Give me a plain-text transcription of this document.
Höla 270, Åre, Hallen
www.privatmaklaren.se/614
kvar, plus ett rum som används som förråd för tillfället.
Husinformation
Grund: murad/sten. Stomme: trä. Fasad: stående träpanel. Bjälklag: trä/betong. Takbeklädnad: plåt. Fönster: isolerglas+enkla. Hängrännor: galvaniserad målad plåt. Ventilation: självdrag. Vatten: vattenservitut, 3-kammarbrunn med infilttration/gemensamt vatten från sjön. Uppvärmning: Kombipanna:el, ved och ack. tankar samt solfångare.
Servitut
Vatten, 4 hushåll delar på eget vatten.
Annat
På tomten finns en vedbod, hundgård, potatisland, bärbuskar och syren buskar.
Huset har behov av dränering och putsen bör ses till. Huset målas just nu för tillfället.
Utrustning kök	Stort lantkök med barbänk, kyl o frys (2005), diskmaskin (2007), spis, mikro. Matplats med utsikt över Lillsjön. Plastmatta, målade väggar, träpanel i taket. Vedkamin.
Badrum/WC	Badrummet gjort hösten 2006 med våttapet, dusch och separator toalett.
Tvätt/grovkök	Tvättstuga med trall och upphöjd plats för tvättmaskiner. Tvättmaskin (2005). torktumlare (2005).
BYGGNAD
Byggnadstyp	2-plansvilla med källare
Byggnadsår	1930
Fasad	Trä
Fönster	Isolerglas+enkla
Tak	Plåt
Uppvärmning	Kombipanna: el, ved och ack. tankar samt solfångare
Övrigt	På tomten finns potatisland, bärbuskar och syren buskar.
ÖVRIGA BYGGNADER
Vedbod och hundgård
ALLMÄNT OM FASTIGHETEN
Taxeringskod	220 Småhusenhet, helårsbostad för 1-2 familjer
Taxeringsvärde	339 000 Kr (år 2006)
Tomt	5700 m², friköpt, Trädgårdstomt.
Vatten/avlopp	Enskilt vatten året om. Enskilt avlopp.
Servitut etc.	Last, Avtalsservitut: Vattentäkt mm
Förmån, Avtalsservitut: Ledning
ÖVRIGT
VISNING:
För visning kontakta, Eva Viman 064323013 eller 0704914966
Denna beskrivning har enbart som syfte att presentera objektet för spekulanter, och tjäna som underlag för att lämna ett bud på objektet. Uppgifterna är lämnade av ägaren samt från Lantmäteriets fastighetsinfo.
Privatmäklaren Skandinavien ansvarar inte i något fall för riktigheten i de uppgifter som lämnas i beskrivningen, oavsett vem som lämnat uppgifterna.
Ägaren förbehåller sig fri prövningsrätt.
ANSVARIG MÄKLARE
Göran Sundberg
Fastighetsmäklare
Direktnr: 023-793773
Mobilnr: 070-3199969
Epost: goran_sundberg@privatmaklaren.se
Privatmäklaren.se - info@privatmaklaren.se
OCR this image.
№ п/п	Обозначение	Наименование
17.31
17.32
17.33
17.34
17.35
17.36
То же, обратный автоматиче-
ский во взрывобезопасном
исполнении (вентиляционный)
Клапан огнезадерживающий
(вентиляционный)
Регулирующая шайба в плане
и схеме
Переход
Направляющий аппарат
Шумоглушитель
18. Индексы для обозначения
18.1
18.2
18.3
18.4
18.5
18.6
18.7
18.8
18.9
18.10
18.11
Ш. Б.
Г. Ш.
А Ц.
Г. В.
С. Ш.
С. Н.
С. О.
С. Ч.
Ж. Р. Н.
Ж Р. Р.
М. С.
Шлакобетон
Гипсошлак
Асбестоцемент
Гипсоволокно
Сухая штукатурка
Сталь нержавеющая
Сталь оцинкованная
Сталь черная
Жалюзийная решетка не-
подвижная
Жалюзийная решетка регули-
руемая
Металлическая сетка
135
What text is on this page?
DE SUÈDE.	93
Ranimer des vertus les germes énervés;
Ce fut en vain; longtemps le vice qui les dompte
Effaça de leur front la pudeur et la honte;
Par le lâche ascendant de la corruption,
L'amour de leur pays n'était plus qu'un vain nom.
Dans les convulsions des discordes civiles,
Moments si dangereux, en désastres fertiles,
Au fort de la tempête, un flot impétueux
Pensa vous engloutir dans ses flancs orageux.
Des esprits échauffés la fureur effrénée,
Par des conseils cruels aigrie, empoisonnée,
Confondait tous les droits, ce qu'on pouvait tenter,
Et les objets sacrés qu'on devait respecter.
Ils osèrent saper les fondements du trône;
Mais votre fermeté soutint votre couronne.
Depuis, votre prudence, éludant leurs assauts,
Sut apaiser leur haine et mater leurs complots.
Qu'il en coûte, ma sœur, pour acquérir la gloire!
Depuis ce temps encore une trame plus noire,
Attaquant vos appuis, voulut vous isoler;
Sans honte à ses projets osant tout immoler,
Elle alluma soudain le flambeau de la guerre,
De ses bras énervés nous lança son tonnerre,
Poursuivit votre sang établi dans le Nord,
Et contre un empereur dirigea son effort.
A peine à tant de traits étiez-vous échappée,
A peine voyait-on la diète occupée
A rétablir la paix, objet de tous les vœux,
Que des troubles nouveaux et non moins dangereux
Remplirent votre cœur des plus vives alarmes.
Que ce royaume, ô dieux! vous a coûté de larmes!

◆ Task prompt
Give back the lines above exactly, from the one with "OCR this image." through the last line.

◆ Solution
OCR this image.
№ п/п	Обозначение	Наименование
17.31
17.32
17.33
17.34
17.35
17.36
То же, обратный автоматиче-
ский во взрывобезопасном
исполнении (вентиляционный)
Клапан огнезадерживающий
(вентиляционный)
Регулирующая шайба в плане
и схеме
Переход
Направляющий аппарат
Шумоглушитель
18. Индексы для обозначения
18.1
18.2
18.3
18.4
18.5
18.6
18.7
18.8
18.9
18.10
18.11
Ш. Б.
Г. Ш.
А Ц.
Г. В.
С. Ш.
С. Н.
С. О.
С. Ч.
Ж. Р. Н.
Ж Р. Р.
М. С.
Шлакобетон
Гипсошлак
Асбестоцемент
Гипсоволокно
Сухая штукатурка
Сталь нержавеющая
Сталь оцинкованная
Сталь черная
Жалюзийная решетка не-
подвижная
Жалюзийная решетка регули-
руемая
Металлическая сетка
135
What text is on this page?
DE SUÈDE.	93
Ranimer des vertus les germes énervés;
Ce fut en vain; longtemps le vice qui les dompte
Effaça de leur front la pudeur et la honte;
Par le lâche ascendant de la corruption,
L'amour de leur pays n'était plus qu'un vain nom.
Dans les convulsions des discordes civiles,
Moments si dangereux, en désastres fertiles,
Au fort de la tempête, un flot impétueux
Pensa vous engloutir dans ses flancs orageux.
Des esprits échauffés la fureur effrénée,
Par des conseils cruels aigrie, empoisonnée,
Confondait tous les droits, ce qu'on pouvait tenter,
Et les objets sacrés qu'on devait respecter.
Ils osèrent saper les fondements du trône;
Mais votre fermeté soutint votre couronne.
Depuis, votre prudence, éludant leurs assauts,
Sut apaiser leur haine et mater leurs complots.
Qu'il en coûte, ma sœur, pour acquérir la gloire!
Depuis ce temps encore une trame plus noire,
Attaquant vos appuis, voulut vous isoler;
Sans honte à ses projets osant tout immoler,
Elle alluma soudain le flambeau de la guerre,
De ses bras énervés nous lança son tonnerre,
Poursuivit votre sang établi dans le Nord,
Et contre un empereur dirigea son effort.
A peine à tant de traits étiez-vous échappée,
A peine voyait-on la diète occupée
A rétablir la paix, objet de tous les vœux,
Que des troubles nouveaux et non moins dangereux
Remplirent votre cœur des plus vives alarmes.
Que ce royaume, ô dieux! vous a coûté de larmes!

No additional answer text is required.